[START THE INPUT]

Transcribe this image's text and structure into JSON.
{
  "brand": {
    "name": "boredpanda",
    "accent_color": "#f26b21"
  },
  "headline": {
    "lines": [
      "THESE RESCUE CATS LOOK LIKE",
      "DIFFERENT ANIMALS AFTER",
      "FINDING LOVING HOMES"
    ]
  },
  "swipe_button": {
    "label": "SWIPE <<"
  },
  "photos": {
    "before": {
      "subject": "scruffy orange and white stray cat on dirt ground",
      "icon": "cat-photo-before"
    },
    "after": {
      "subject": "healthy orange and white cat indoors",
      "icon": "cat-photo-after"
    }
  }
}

[END THE INPUT]

** EXERCISE AIM **
Give back all the data exactly as written.

** FULL OUTPUT **
Transcribe this image's text and structure into JSON.
{
  "brand": {
    "name": "boredpanda",
    "accent_color": "#f26b21"
  },
  "headline": {
    "lines": [
      "THESE RESCUE CATS LOOK LIKE",
      "DIFFERENT ANIMALS AFTER",
      "FINDING LOVING HOMES"
    ]
  },
  "swipe_button": {
    "label": "SWIPE <<"
  },
  "photos": {
    "before": {
      "subject": "scruffy orange and white stray cat on dirt ground",
      "icon": "cat-photo-before"
    },
    "after": {
      "subject": "healthy orange and white cat indoors",
      "icon": "cat-photo-after"
    }
  }
}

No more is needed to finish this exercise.